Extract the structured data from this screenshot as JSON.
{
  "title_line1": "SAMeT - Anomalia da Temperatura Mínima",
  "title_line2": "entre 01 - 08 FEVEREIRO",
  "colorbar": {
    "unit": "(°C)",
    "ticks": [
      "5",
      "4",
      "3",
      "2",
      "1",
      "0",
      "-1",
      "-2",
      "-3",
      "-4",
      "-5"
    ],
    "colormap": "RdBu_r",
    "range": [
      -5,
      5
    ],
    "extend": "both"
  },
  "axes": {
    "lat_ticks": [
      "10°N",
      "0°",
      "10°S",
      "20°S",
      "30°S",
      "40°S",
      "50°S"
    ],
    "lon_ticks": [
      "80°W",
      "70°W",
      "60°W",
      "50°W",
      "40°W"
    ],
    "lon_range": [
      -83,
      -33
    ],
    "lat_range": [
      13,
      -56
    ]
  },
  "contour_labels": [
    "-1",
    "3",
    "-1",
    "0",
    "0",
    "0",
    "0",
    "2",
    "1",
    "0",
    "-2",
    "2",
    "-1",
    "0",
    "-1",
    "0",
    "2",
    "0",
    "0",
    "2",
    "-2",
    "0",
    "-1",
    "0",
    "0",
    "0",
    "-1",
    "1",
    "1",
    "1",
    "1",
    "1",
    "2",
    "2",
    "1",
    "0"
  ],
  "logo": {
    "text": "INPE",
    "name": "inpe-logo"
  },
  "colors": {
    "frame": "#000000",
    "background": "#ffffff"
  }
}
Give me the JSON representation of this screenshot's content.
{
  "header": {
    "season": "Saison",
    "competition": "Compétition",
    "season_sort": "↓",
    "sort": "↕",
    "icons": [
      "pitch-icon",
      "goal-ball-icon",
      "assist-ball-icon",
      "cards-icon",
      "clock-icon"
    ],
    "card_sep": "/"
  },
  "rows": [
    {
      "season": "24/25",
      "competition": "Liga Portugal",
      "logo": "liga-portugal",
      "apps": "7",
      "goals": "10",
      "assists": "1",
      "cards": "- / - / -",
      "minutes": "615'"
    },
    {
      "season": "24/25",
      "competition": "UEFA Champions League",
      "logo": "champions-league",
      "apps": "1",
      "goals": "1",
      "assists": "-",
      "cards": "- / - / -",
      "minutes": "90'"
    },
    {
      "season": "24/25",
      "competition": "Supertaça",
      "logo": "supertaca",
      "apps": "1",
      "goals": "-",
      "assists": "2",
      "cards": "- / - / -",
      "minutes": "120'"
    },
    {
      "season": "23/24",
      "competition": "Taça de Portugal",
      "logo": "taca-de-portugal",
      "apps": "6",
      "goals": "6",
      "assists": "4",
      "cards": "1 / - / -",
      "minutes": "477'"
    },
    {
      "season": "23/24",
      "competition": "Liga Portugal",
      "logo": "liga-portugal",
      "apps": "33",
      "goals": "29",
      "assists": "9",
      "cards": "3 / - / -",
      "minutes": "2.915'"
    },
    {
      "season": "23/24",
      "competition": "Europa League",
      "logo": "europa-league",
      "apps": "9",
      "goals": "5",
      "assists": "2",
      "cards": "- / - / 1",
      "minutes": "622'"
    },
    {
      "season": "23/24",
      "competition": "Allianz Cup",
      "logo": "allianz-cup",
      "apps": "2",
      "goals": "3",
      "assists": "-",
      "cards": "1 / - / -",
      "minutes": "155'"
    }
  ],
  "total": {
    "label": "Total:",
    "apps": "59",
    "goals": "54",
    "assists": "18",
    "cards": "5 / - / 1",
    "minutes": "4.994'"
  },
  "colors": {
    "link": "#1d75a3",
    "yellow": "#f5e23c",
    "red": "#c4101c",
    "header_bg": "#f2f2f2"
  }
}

**Exercise brief:** Write out the data again, exactly and in full.

**Final result:**
Extract the structured data from this screenshot as JSON.
{
  "title_line1": "SAMeT - Anomalia da Temperatura Mínima",
  "title_line2": "entre 01 - 08 FEVEREIRO",
  "colorbar": {
    "unit": "(°C)",
    "ticks": [
      "5",
      "4",
      "3",
      "2",
      "1",
      "0",
      "-1",
      "-2",
      "-3",
      "-4",
      "-5"
    ],
    "colormap": "RdBu_r",
    "range": [
      -5,
      5
    ],
    "extend": "both"
  },
  "axes": {
    "lat_ticks": [
      "10°N",
      "0°",
      "10°S",
      "20°S",
      "30°S",
      "40°S",
      "50°S"
    ],
    "lon_ticks": [
      "80°W",
      "70°W",
      "60°W",
      "50°W",
      "40°W"
    ],
    "lon_range": [
      -83,
      -33
    ],
    "lat_range": [
      13,
      -56
    ]
  },
  "contour_labels": [
    "-1",
    "3",
    "-1",
    "0",
    "0",
    "0",
    "0",
    "2",
    "1",
    "0",
    "-2",
    "2",
    "-1",
    "0",
    "-1",
    "0",
    "2",
    "0",
    "0",
    "2",
    "-2",
    "0",
    "-1",
    "0",
    "0",
    "0",
    "-1",
    "1",
    "1",
    "1",
    "1",
    "1",
    "2",
    "2",
    "1",
    "0"
  ],
  "logo": {
    "text": "INPE",
    "name": "inpe-logo"
  },
  "colors": {
    "frame": "#000000",
    "background": "#ffffff"
  }
}
Give me the JSON representation of this screenshot's content.
{
  "header": {
    "season": "Saison",
    "competition": "Compétition",
    "season_sort": "↓",
    "sort": "↕",
    "icons": [
      "pitch-icon",
      "goal-ball-icon",
      "assist-ball-icon",
      "cards-icon",
      "clock-icon"
    ],
    "card_sep": "/"
  },
  "rows": [
    {
      "season": "24/25",
      "competition": "Liga Portugal",
      "logo": "liga-portugal",
      "apps": "7",
      "goals": "10",
      "assists": "1",
      "cards": "- / - / -",
      "minutes": "615'"
    },
    {
      "season": "24/25",
      "competition": "UEFA Champions League",
      "logo": "champions-league",
      "apps": "1",
      "goals": "1",
      "assists": "-",
      "cards": "- / - / -",
      "minutes": "90'"
    },
    {
      "season": "24/25",
      "competition": "Supertaça",
      "logo": "supertaca",
      "apps": "1",
      "goals": "-",
      "assists": "2",
      "cards": "- / - / -",
      "minutes": "120'"
    },
    {
      "season": "23/24",
      "competition": "Taça de Portugal",
      "logo": "taca-de-portugal",
      "apps": "6",
      "goals": "6",
      "assists": "4",
      "cards": "1 / - / -",
      "minutes": "477'"
    },
    {
      "season": "23/24",
      "competition": "Liga Portugal",
      "logo": "liga-portugal",
      "apps": "33",
      "goals": "29",
      "assists": "9",
      "cards": "3 / - / -",
      "minutes": "2.915'"
    },
    {
      "season": "23/24",
      "competition": "Europa League",
      "logo": "europa-league",
      "apps": "9",
      "goals": "5",
      "assists": "2",
      "cards": "- / - / 1",
      "minutes": "622'"
    },
    {
      "season": "23/24",
      "competition": "Allianz Cup",
      "logo": "allianz-cup",
      "apps": "2",
      "goals": "3",
      "assists": "-",
      "cards": "1 / - / -",
      "minutes": "155'"
    }
  ],
  "total": {
    "label": "Total:",
    "apps": "59",
    "goals": "54",
    "assists": "18",
    "cards": "5 / - / 1",
    "minutes": "4.994'"
  },
  "colors": {
    "link": "#1d75a3",
    "yellow": "#f5e23c",
    "red": "#c4101c",
    "header_bg": "#f2f2f2"
  }
}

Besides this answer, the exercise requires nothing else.